**DIRECTIVE:** Please lay out every line of the records below as a Markdown table with the columns Row and Line, numbering each row and leaving out blank lines.

----------

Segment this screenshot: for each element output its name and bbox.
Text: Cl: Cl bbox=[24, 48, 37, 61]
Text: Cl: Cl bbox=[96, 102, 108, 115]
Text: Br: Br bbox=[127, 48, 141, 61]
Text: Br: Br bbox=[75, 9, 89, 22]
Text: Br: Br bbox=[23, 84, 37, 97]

----------

**EXERCISE ANSWER:**
| Row | Line |
|---|---|
| 1 | Segment this screenshot: for each element output its name and bbox. |
| 2 | Text: Cl: Cl bbox=[24, 48, 37, 61] |
| 3 | Text: Cl: Cl bbox=[96, 102, 108, 115] |
| 4 | Text: Br: Br bbox=[127, 48, 141, 61] |
| 5 | Text: Br: Br bbox=[75, 9, 89, 22] |
| 6 | Text: Br: Br bbox=[23, 84, 37, 97] |